Collected data
━━━━━━━━━━━━━━━━━━━━
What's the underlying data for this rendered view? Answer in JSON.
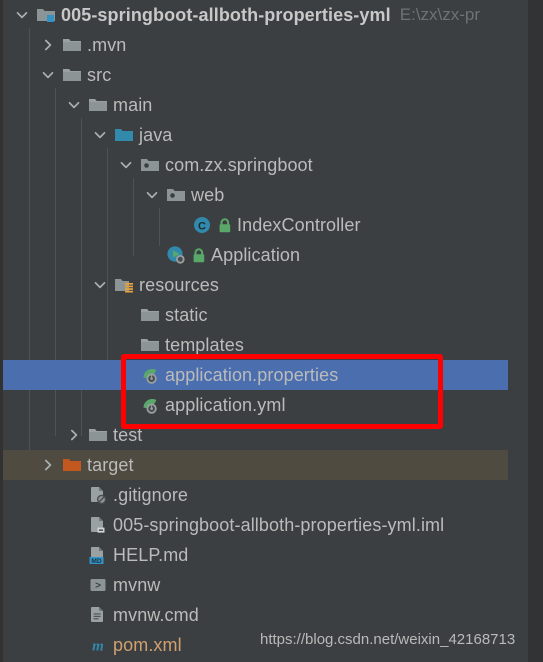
{
  "window": {
    "theme": "darcula",
    "panel": "project-tree",
    "background": "#3c3f41",
    "selection_color": "#4b6eaf",
    "excluded_color": "#4f4b41",
    "annotation_color": "#fe0000"
  },
  "scrollbar": {
    "orientation": "vertical",
    "thumb_color": "#5b5e60"
  },
  "watermark": {
    "text": "https://blog.csdn.net/weixin_42168713"
  },
  "tree": {
    "rows": [
      {
        "id": "root",
        "label": "005-springboot-allboth-properties-yml",
        "path_hint": "E:\\zx\\zx-pr",
        "icon": "module-folder-icon",
        "chevron": "expanded",
        "depth": 0,
        "bold": true,
        "state": "normal"
      },
      {
        "id": "mvn",
        "label": ".mvn",
        "icon": "folder-icon",
        "chevron": "collapsed",
        "depth": 1,
        "bold": false,
        "state": "normal"
      },
      {
        "id": "src",
        "label": "src",
        "icon": "folder-icon",
        "chevron": "expanded",
        "depth": 1,
        "bold": false,
        "state": "normal"
      },
      {
        "id": "main",
        "label": "main",
        "icon": "folder-icon",
        "chevron": "expanded",
        "depth": 2,
        "bold": false,
        "state": "normal"
      },
      {
        "id": "java",
        "label": "java",
        "icon": "source-root-folder-icon",
        "chevron": "expanded",
        "depth": 3,
        "bold": false,
        "state": "normal"
      },
      {
        "id": "package",
        "label": "com.zx.springboot",
        "icon": "package-icon",
        "chevron": "expanded",
        "depth": 4,
        "bold": false,
        "state": "normal"
      },
      {
        "id": "web",
        "label": "web",
        "icon": "package-icon",
        "chevron": "expanded",
        "depth": 5,
        "bold": false,
        "state": "normal"
      },
      {
        "id": "indexcontroller",
        "label": "IndexController",
        "icon": "java-class-icon",
        "badge": "green-lock-icon",
        "chevron": "none",
        "depth": 6,
        "bold": false,
        "state": "normal"
      },
      {
        "id": "application",
        "label": "Application",
        "icon": "spring-boot-run-icon",
        "badge": "green-lock-icon",
        "chevron": "none",
        "depth": 5,
        "bold": false,
        "state": "normal"
      },
      {
        "id": "resources",
        "label": "resources",
        "icon": "resources-root-folder-icon",
        "chevron": "expanded",
        "depth": 3,
        "bold": false,
        "state": "normal"
      },
      {
        "id": "static",
        "label": "static",
        "icon": "folder-icon",
        "chevron": "none",
        "depth": 4,
        "bold": false,
        "state": "normal"
      },
      {
        "id": "templates",
        "label": "templates",
        "icon": "folder-icon",
        "chevron": "none",
        "depth": 4,
        "bold": false,
        "state": "normal"
      },
      {
        "id": "application-properties",
        "label": "application.properties",
        "icon": "spring-config-icon",
        "chevron": "none",
        "depth": 4,
        "bold": false,
        "state": "selected"
      },
      {
        "id": "application-yml",
        "label": "application.yml",
        "icon": "spring-config-icon",
        "chevron": "none",
        "depth": 4,
        "bold": false,
        "state": "normal"
      },
      {
        "id": "test",
        "label": "test",
        "icon": "folder-icon",
        "chevron": "collapsed",
        "depth": 2,
        "bold": false,
        "state": "normal"
      },
      {
        "id": "target",
        "label": "target",
        "icon": "excluded-folder-icon",
        "chevron": "collapsed",
        "depth": 1,
        "bold": false,
        "state": "excluded"
      },
      {
        "id": "gitignore",
        "label": ".gitignore",
        "icon": "gitignore-file-icon",
        "chevron": "none",
        "depth": 2,
        "bold": false,
        "state": "normal"
      },
      {
        "id": "iml",
        "label": "005-springboot-allboth-properties-yml.iml",
        "icon": "iml-file-icon",
        "chevron": "none",
        "depth": 2,
        "bold": false,
        "state": "normal"
      },
      {
        "id": "help",
        "label": "HELP.md",
        "icon": "markdown-file-icon",
        "chevron": "none",
        "depth": 2,
        "bold": false,
        "state": "normal"
      },
      {
        "id": "mvnw",
        "label": "mvnw",
        "icon": "shell-script-icon",
        "chevron": "none",
        "depth": 2,
        "bold": false,
        "state": "normal"
      },
      {
        "id": "mvnw-cmd",
        "label": "mvnw.cmd",
        "icon": "cmd-file-icon",
        "chevron": "none",
        "depth": 2,
        "bold": false,
        "state": "normal"
      },
      {
        "id": "pom",
        "label": "pom.xml",
        "icon": "maven-pom-icon",
        "chevron": "none",
        "depth": 2,
        "bold": false,
        "state": "maven"
      }
    ]
  },
  "annotation": {
    "shape": "rectangle",
    "color": "#fe0000",
    "targets": [
      "application.properties",
      "application.yml"
    ]
  }
}
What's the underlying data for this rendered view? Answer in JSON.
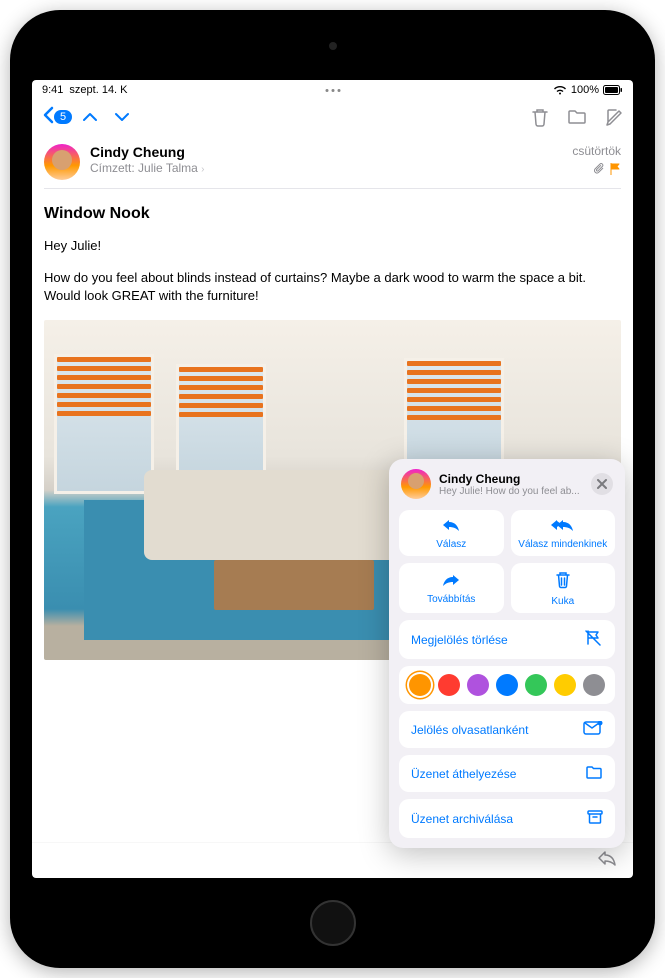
{
  "status": {
    "time": "9:41",
    "date": "szept. 14. K",
    "battery": "100%"
  },
  "toolbar": {
    "back_count": "5"
  },
  "mail": {
    "sender": "Cindy Cheung",
    "recipient_label": "Címzett:",
    "recipient_name": "Julie Talma",
    "date": "csütörtök",
    "subject": "Window Nook",
    "greeting": "Hey Julie!",
    "body": "How do you feel about blinds instead of curtains? Maybe a dark wood to warm the space a bit. Would look GREAT with the furniture!"
  },
  "sheet": {
    "title": "Cindy Cheung",
    "preview": "Hey Julie! How do you feel ab...",
    "reply": "Válasz",
    "reply_all": "Válasz mindenkinek",
    "forward": "Továbbítás",
    "trash": "Kuka",
    "unflag": "Megjelölés törlése",
    "mark_unread": "Jelölés olvasatlanként",
    "move": "Üzenet áthelyezése",
    "archive": "Üzenet archiválása",
    "colors": [
      "#ff9500",
      "#ff3b30",
      "#af52de",
      "#007aff",
      "#34c759",
      "#ffcc00",
      "#8e8e93"
    ]
  }
}
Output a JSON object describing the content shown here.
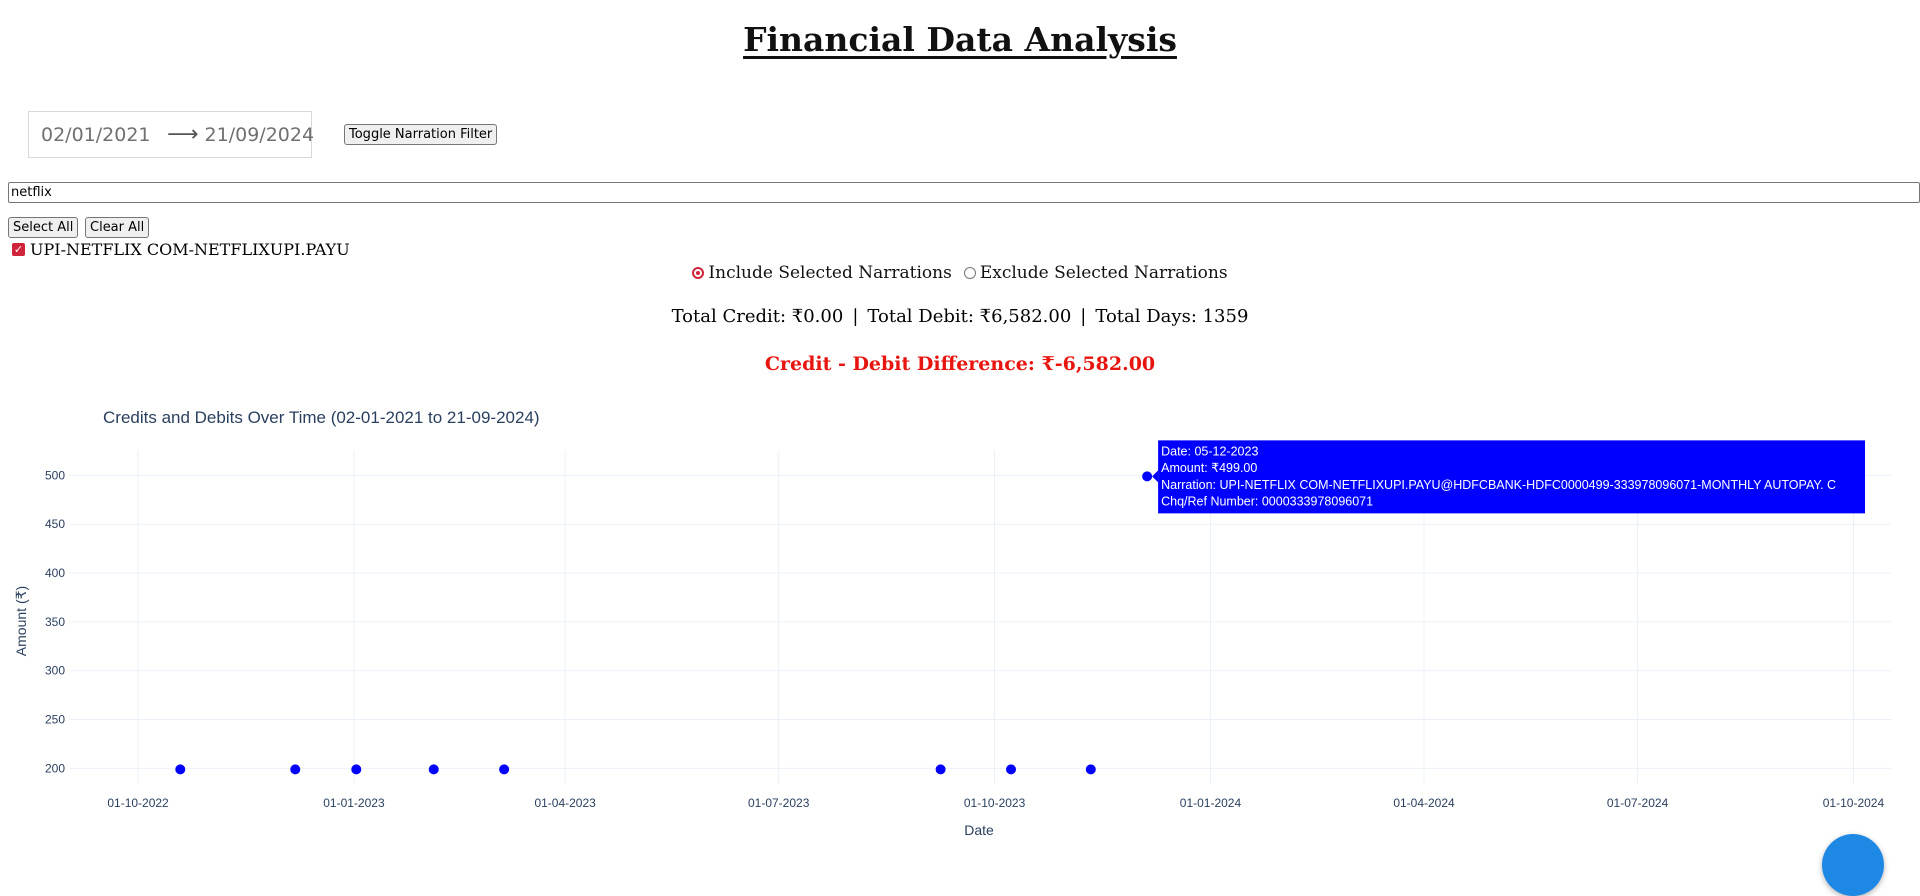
{
  "header": {
    "title": "Financial Data Analysis"
  },
  "filters": {
    "date_start": "02/01/2021",
    "date_end": "21/09/2024",
    "toggle_label": "Toggle Narration Filter",
    "search_value": "netflix",
    "select_all_label": "Select All",
    "clear_all_label": "Clear All",
    "narrations": [
      {
        "label": "UPI-NETFLIX COM-NETFLIXUPI.PAYU",
        "checked": true
      }
    ],
    "include_label": "Include Selected Narrations",
    "exclude_label": "Exclude Selected Narrations",
    "mode": "include",
    "accent_color": "#d0243b"
  },
  "summary": {
    "total_credit": "Total Credit: ₹0.00",
    "total_debit": "Total Debit: ₹6,582.00",
    "total_days": "Total Days: 1359",
    "separator": "|",
    "difference": "Credit - Debit Difference: ₹-6,582.00",
    "difference_color": "#e8150f"
  },
  "chart_data": {
    "type": "scatter",
    "title": "Credits and Debits Over Time (02-01-2021 to 21-09-2024)",
    "xlabel": "Date",
    "ylabel": "Amount (₹)",
    "x_ticks": [
      "01-10-2022",
      "01-01-2023",
      "01-04-2023",
      "01-07-2023",
      "01-10-2023",
      "01-01-2024",
      "01-04-2024",
      "01-07-2024",
      "01-10-2024"
    ],
    "y_ticks": [
      200,
      250,
      300,
      350,
      400,
      450,
      500
    ],
    "xlim": [
      "2022-09-02",
      "2024-10-17"
    ],
    "ylim": [
      184,
      526
    ],
    "grid": true,
    "point_color": "#0000ff",
    "series": [
      {
        "points": [
          {
            "x": "2022-10-19",
            "y": 199
          },
          {
            "x": "2022-12-07",
            "y": 199
          },
          {
            "x": "2023-01-02",
            "y": 199
          },
          {
            "x": "2023-02-04",
            "y": 199
          },
          {
            "x": "2023-03-06",
            "y": 199
          },
          {
            "x": "2023-09-08",
            "y": 199
          },
          {
            "x": "2023-10-08",
            "y": 199
          },
          {
            "x": "2023-11-11",
            "y": 199
          },
          {
            "x": "2023-12-05",
            "y": 499
          }
        ]
      }
    ],
    "tooltip": {
      "point_index": 8,
      "lines": [
        "Date: 05-12-2023",
        "Amount: ₹499.00",
        "Narration: UPI-NETFLIX COM-NETFLIXUPI.PAYU@HDFCBANK-HDFC0000499-333978096071-MONTHLY AUTOPAY. C",
        "Chq/Ref Number: 0000333978096071"
      ],
      "background": "#0000ff"
    }
  }
}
━━━━━━━━━━━━━━━━━━━━
Challenge
Scan the material above for the word "resources". Copy each line where it occurs.

Finished exercise
        "id": "resources",
        "label": "resources",
        "icon": "resources-root-folder-icon",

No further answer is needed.